BEGIN Available data
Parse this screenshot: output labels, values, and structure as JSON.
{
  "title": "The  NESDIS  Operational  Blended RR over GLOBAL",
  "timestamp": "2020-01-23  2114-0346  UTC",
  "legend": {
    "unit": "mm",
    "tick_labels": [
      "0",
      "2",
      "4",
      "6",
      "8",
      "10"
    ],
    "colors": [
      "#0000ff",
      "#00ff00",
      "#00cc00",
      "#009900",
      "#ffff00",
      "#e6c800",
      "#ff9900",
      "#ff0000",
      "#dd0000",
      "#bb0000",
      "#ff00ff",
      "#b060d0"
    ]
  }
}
END Available data
What is required:
Reproduce all of the data exactly as given.

Answer for this exercise:
Parse this screenshot: output labels, values, and structure as JSON.
{
  "title": "The  NESDIS  Operational  Blended RR over GLOBAL",
  "timestamp": "2020-01-23  2114-0346  UTC",
  "legend": {
    "unit": "mm",
    "tick_labels": [
      "0",
      "2",
      "4",
      "6",
      "8",
      "10"
    ],
    "colors": [
      "#0000ff",
      "#00ff00",
      "#00cc00",
      "#009900",
      "#ffff00",
      "#e6c800",
      "#ff9900",
      "#ff0000",
      "#dd0000",
      "#bb0000",
      "#ff00ff",
      "#b060d0"
    ]
  }
}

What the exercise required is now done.